Records from a dataset
:::
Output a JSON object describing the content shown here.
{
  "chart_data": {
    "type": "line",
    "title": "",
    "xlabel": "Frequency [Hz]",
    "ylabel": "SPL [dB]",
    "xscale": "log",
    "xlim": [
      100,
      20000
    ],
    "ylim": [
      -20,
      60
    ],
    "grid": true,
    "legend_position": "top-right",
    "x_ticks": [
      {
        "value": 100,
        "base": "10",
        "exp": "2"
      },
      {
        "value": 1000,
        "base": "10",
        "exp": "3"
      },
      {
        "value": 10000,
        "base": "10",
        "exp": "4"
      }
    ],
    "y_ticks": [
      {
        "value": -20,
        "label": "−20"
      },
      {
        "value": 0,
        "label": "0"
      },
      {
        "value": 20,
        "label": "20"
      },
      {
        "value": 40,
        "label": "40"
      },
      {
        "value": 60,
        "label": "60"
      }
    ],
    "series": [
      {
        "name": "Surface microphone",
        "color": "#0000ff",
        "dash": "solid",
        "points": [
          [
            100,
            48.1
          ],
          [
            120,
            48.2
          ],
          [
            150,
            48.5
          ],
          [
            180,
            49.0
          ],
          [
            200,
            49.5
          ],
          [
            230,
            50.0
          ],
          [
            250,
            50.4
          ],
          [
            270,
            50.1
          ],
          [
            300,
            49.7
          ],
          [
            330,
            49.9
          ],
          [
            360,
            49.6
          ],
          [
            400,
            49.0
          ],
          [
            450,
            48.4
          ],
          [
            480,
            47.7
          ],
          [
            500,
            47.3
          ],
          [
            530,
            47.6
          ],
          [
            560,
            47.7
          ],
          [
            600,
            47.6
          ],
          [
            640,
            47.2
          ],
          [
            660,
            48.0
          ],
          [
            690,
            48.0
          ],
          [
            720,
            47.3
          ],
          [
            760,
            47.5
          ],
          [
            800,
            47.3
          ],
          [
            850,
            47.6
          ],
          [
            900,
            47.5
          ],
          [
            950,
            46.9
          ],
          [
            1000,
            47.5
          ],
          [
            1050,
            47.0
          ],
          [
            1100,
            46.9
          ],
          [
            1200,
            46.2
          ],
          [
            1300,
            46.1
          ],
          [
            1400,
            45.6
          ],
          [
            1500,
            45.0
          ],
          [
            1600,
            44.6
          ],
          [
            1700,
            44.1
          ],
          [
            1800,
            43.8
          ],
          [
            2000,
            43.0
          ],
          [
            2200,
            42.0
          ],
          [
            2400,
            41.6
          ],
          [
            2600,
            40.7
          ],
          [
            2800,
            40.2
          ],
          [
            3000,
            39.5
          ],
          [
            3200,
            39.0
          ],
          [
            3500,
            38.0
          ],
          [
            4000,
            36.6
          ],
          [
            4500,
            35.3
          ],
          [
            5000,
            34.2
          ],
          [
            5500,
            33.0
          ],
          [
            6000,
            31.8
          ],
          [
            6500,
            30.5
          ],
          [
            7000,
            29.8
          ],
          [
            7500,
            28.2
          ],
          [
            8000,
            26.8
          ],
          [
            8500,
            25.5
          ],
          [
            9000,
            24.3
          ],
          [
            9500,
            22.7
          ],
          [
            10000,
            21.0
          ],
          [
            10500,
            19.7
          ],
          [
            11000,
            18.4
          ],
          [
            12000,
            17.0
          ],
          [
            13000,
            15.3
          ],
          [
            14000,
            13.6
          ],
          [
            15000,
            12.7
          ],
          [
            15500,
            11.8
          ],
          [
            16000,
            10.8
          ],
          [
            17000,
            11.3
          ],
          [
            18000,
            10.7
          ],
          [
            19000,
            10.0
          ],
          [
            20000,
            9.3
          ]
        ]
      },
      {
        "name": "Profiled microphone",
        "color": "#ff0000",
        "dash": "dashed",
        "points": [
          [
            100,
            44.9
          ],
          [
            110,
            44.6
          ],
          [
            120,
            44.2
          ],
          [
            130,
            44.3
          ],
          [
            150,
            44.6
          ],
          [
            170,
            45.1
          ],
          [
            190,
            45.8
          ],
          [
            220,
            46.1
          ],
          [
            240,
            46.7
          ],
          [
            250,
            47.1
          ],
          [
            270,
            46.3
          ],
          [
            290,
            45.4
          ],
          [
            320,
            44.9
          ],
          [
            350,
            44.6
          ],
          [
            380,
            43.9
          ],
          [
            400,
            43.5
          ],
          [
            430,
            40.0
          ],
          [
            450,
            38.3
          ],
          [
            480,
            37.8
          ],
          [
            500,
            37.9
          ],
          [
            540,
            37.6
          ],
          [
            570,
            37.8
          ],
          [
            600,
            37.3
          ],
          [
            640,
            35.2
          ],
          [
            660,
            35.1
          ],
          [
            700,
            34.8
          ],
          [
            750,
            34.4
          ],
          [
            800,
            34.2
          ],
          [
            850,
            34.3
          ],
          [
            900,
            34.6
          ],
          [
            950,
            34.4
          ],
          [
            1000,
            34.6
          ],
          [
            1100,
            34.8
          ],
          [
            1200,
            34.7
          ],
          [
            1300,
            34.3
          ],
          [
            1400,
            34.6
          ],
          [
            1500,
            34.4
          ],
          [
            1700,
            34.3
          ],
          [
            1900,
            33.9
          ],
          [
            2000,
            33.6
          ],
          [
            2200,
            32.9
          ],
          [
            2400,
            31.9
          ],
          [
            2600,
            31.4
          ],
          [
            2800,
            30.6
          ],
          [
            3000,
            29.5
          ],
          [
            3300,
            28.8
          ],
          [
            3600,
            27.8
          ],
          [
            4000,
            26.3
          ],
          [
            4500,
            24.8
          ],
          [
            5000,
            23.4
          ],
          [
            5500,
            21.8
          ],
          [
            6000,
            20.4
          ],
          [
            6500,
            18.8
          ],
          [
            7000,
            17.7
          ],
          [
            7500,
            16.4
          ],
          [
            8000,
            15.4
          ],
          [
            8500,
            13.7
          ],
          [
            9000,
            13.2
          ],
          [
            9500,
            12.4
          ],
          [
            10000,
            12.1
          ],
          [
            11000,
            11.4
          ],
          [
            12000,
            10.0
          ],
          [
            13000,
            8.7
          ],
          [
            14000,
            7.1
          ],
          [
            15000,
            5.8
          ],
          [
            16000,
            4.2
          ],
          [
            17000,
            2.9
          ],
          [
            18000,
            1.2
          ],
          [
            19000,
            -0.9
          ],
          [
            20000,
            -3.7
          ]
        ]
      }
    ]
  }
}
:::
Given exercise. Exactly reproduce every line found in the records.

Finished answer.
Output a JSON object describing the content shown here.
{
  "chart_data": {
    "type": "line",
    "title": "",
    "xlabel": "Frequency [Hz]",
    "ylabel": "SPL [dB]",
    "xscale": "log",
    "xlim": [
      100,
      20000
    ],
    "ylim": [
      -20,
      60
    ],
    "grid": true,
    "legend_position": "top-right",
    "x_ticks": [
      {
        "value": 100,
        "base": "10",
        "exp": "2"
      },
      {
        "value": 1000,
        "base": "10",
        "exp": "3"
      },
      {
        "value": 10000,
        "base": "10",
        "exp": "4"
      }
    ],
    "y_ticks": [
      {
        "value": -20,
        "label": "−20"
      },
      {
        "value": 0,
        "label": "0"
      },
      {
        "value": 20,
        "label": "20"
      },
      {
        "value": 40,
        "label": "40"
      },
      {
        "value": 60,
        "label": "60"
      }
    ],
    "series": [
      {
        "name": "Surface microphone",
        "color": "#0000ff",
        "dash": "solid",
        "points": [
          [
            100,
            48.1
          ],
          [
            120,
            48.2
          ],
          [
            150,
            48.5
          ],
          [
            180,
            49.0
          ],
          [
            200,
            49.5
          ],
          [
            230,
            50.0
          ],
          [
            250,
            50.4
          ],
          [
            270,
            50.1
          ],
          [
            300,
            49.7
          ],
          [
            330,
            49.9
          ],
          [
            360,
            49.6
          ],
          [
            400,
            49.0
          ],
          [
            450,
            48.4
          ],
          [
            480,
            47.7
          ],
          [
            500,
            47.3
          ],
          [
            530,
            47.6
          ],
          [
            560,
            47.7
          ],
          [
            600,
            47.6
          ],
          [
            640,
            47.2
          ],
          [
            660,
            48.0
          ],
          [
            690,
            48.0
          ],
          [
            720,
            47.3
          ],
          [
            760,
            47.5
          ],
          [
            800,
            47.3
          ],
          [
            850,
            47.6
          ],
          [
            900,
            47.5
          ],
          [
            950,
            46.9
          ],
          [
            1000,
            47.5
          ],
          [
            1050,
            47.0
          ],
          [
            1100,
            46.9
          ],
          [
            1200,
            46.2
          ],
          [
            1300,
            46.1
          ],
          [
            1400,
            45.6
          ],
          [
            1500,
            45.0
          ],
          [
            1600,
            44.6
          ],
          [
            1700,
            44.1
          ],
          [
            1800,
            43.8
          ],
          [
            2000,
            43.0
          ],
          [
            2200,
            42.0
          ],
          [
            2400,
            41.6
          ],
          [
            2600,
            40.7
          ],
          [
            2800,
            40.2
          ],
          [
            3000,
            39.5
          ],
          [
            3200,
            39.0
          ],
          [
            3500,
            38.0
          ],
          [
            4000,
            36.6
          ],
          [
            4500,
            35.3
          ],
          [
            5000,
            34.2
          ],
          [
            5500,
            33.0
          ],
          [
            6000,
            31.8
          ],
          [
            6500,
            30.5
          ],
          [
            7000,
            29.8
          ],
          [
            7500,
            28.2
          ],
          [
            8000,
            26.8
          ],
          [
            8500,
            25.5
          ],
          [
            9000,
            24.3
          ],
          [
            9500,
            22.7
          ],
          [
            10000,
            21.0
          ],
          [
            10500,
            19.7
          ],
          [
            11000,
            18.4
          ],
          [
            12000,
            17.0
          ],
          [
            13000,
            15.3
          ],
          [
            14000,
            13.6
          ],
          [
            15000,
            12.7
          ],
          [
            15500,
            11.8
          ],
          [
            16000,
            10.8
          ],
          [
            17000,
            11.3
          ],
          [
            18000,
            10.7
          ],
          [
            19000,
            10.0
          ],
          [
            20000,
            9.3
          ]
        ]
      },
      {
        "name": "Profiled microphone",
        "color": "#ff0000",
        "dash": "dashed",
        "points": [
          [
            100,
            44.9
          ],
          [
            110,
            44.6
          ],
          [
            120,
            44.2
          ],
          [
            130,
            44.3
          ],
          [
            150,
            44.6
          ],
          [
            170,
            45.1
          ],
          [
            190,
            45.8
          ],
          [
            220,
            46.1
          ],
          [
            240,
            46.7
          ],
          [
            250,
            47.1
          ],
          [
            270,
            46.3
          ],
          [
            290,
            45.4
          ],
          [
            320,
            44.9
          ],
          [
            350,
            44.6
          ],
          [
            380,
            43.9
          ],
          [
            400,
            43.5
          ],
          [
            430,
            40.0
          ],
          [
            450,
            38.3
          ],
          [
            480,
            37.8
          ],
          [
            500,
            37.9
          ],
          [
            540,
            37.6
          ],
          [
            570,
            37.8
          ],
          [
            600,
            37.3
          ],
          [
            640,
            35.2
          ],
          [
            660,
            35.1
          ],
          [
            700,
            34.8
          ],
          [
            750,
            34.4
          ],
          [
            800,
            34.2
          ],
          [
            850,
            34.3
          ],
          [
            900,
            34.6
          ],
          [
            950,
            34.4
          ],
          [
            1000,
            34.6
          ],
          [
            1100,
            34.8
          ],
          [
            1200,
            34.7
          ],
          [
            1300,
            34.3
          ],
          [
            1400,
            34.6
          ],
          [
            1500,
            34.4
          ],
          [
            1700,
            34.3
          ],
          [
            1900,
            33.9
          ],
          [
            2000,
            33.6
          ],
          [
            2200,
            32.9
          ],
          [
            2400,
            31.9
          ],
          [
            2600,
            31.4
          ],
          [
            2800,
            30.6
          ],
          [
            3000,
            29.5
          ],
          [
            3300,
            28.8
          ],
          [
            3600,
            27.8
          ],
          [
            4000,
            26.3
          ],
          [
            4500,
            24.8
          ],
          [
            5000,
            23.4
          ],
          [
            5500,
            21.8
          ],
          [
            6000,
            20.4
          ],
          [
            6500,
            18.8
          ],
          [
            7000,
            17.7
          ],
          [
            7500,
            16.4
          ],
          [
            8000,
            15.4
          ],
          [
            8500,
            13.7
          ],
          [
            9000,
            13.2
          ],
          [
            9500,
            12.4
          ],
          [
            10000,
            12.1
          ],
          [
            11000,
            11.4
          ],
          [
            12000,
            10.0
          ],
          [
            13000,
            8.7
          ],
          [
            14000,
            7.1
          ],
          [
            15000,
            5.8
          ],
          [
            16000,
            4.2
          ],
          [
            17000,
            2.9
          ],
          [
            18000,
            1.2
          ],
          [
            19000,
            -0.9
          ],
          [
            20000,
            -3.7
          ]
        ]
      }
    ]
  }
}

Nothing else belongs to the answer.